The request: Your answer should be a single number: how many lines in the data below hold the string "myeclipse".

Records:
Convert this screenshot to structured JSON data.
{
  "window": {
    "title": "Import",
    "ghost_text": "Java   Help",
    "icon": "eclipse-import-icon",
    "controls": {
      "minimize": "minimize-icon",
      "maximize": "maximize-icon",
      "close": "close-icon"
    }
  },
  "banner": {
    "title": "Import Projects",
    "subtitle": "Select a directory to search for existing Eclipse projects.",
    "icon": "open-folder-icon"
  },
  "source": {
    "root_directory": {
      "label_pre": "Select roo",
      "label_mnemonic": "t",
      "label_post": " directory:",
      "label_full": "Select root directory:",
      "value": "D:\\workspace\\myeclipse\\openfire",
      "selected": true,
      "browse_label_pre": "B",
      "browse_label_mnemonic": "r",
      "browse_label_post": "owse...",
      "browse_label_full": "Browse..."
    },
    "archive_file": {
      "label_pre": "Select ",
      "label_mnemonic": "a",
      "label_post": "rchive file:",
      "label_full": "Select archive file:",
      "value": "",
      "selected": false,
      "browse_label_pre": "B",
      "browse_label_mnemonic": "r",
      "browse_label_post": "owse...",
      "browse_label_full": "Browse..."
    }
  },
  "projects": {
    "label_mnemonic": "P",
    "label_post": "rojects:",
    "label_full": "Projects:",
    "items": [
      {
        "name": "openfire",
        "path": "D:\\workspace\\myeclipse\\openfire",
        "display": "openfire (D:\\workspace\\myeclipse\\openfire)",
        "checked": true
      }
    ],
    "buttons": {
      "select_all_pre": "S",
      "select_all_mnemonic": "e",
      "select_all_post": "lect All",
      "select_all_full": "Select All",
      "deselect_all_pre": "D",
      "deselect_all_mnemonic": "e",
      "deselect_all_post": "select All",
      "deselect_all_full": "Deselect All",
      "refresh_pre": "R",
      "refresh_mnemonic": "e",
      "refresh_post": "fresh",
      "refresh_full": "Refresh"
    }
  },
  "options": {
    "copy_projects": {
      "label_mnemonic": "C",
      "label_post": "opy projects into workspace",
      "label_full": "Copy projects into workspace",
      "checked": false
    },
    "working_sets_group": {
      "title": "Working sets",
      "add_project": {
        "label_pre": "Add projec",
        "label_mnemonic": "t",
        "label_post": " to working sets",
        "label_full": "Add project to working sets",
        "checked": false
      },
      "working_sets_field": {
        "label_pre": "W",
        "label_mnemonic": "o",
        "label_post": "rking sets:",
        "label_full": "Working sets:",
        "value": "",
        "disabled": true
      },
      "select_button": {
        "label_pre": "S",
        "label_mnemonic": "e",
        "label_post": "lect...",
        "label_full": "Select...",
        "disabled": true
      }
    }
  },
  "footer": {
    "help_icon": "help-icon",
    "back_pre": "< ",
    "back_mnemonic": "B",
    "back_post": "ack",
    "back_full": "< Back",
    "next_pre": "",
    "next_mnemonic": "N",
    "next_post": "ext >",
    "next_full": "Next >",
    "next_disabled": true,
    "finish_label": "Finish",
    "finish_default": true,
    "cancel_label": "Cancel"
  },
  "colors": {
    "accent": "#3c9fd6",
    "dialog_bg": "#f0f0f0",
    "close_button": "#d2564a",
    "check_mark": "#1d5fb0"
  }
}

Final result: 3